Repeat every line of the listing below exactly, minus the pictures.
_ _ _
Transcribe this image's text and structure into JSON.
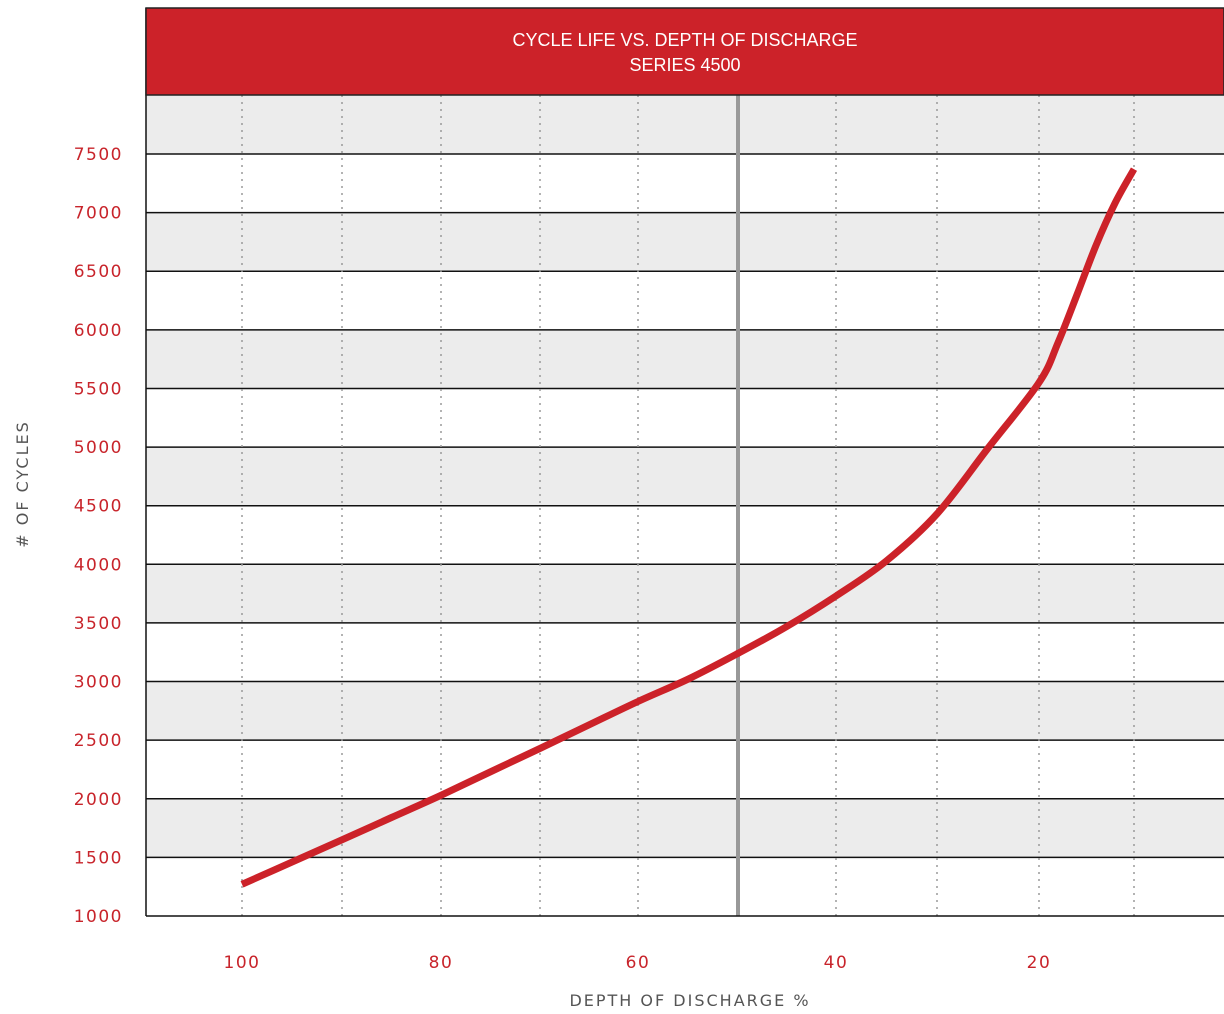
{
  "chart_data": {
    "type": "line",
    "title": "CYCLE LIFE VS. DEPTH OF DISCHARGE",
    "subtitle": "SERIES 4500",
    "xlabel": "DEPTH OF DISCHARGE %",
    "ylabel": "# OF CYCLES",
    "x_ticks": [
      "100",
      "80",
      "60",
      "40",
      "20"
    ],
    "y_ticks": [
      "7500",
      "7000",
      "6500",
      "6000",
      "5500",
      "5000",
      "4500",
      "4000",
      "3500",
      "3000",
      "2500",
      "2000",
      "1500",
      "1000"
    ],
    "xlim": [
      110,
      0
    ],
    "ylim": [
      1000,
      7700
    ],
    "x_grid_dotted": [
      100,
      90,
      80,
      70,
      60,
      40,
      30,
      20,
      10
    ],
    "x_reference_line": 50,
    "grid": true,
    "legend": "none",
    "series": [
      {
        "x": [
          100,
          95,
          90,
          85,
          80,
          75,
          70,
          65,
          60,
          55,
          50,
          45,
          40,
          35,
          30,
          25,
          20,
          18,
          16,
          14,
          12,
          10
        ],
        "values": [
          1270,
          1460,
          1650,
          1840,
          2030,
          2230,
          2430,
          2630,
          2830,
          3020,
          3240,
          3470,
          3730,
          4030,
          4430,
          4990,
          5550,
          5890,
          6300,
          6720,
          7080,
          7370
        ]
      }
    ],
    "colors": {
      "header": "#cc2229",
      "line": "#cc2229",
      "tick_label": "#c8242b",
      "band_gray": "#ececec",
      "band_white": "#ffffff",
      "gridline": "#111111",
      "dotted_grid": "#9a9a9a",
      "reference_line": "#999999"
    }
  }
}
_ _ _
* **Worked solution**:
Transcribe this image's text and structure into JSON.
{
  "chart_data": {
    "type": "line",
    "title": "CYCLE LIFE VS. DEPTH OF DISCHARGE",
    "subtitle": "SERIES 4500",
    "xlabel": "DEPTH OF DISCHARGE %",
    "ylabel": "# OF CYCLES",
    "x_ticks": [
      "100",
      "80",
      "60",
      "40",
      "20"
    ],
    "y_ticks": [
      "7500",
      "7000",
      "6500",
      "6000",
      "5500",
      "5000",
      "4500",
      "4000",
      "3500",
      "3000",
      "2500",
      "2000",
      "1500",
      "1000"
    ],
    "xlim": [
      110,
      0
    ],
    "ylim": [
      1000,
      7700
    ],
    "x_grid_dotted": [
      100,
      90,
      80,
      70,
      60,
      40,
      30,
      20,
      10
    ],
    "x_reference_line": 50,
    "grid": true,
    "legend": "none",
    "series": [
      {
        "x": [
          100,
          95,
          90,
          85,
          80,
          75,
          70,
          65,
          60,
          55,
          50,
          45,
          40,
          35,
          30,
          25,
          20,
          18,
          16,
          14,
          12,
          10
        ],
        "values": [
          1270,
          1460,
          1650,
          1840,
          2030,
          2230,
          2430,
          2630,
          2830,
          3020,
          3240,
          3470,
          3730,
          4030,
          4430,
          4990,
          5550,
          5890,
          6300,
          6720,
          7080,
          7370
        ]
      }
    ],
    "colors": {
      "header": "#cc2229",
      "line": "#cc2229",
      "tick_label": "#c8242b",
      "band_gray": "#ececec",
      "band_white": "#ffffff",
      "gridline": "#111111",
      "dotted_grid": "#9a9a9a",
      "reference_line": "#999999"
    }
  }
}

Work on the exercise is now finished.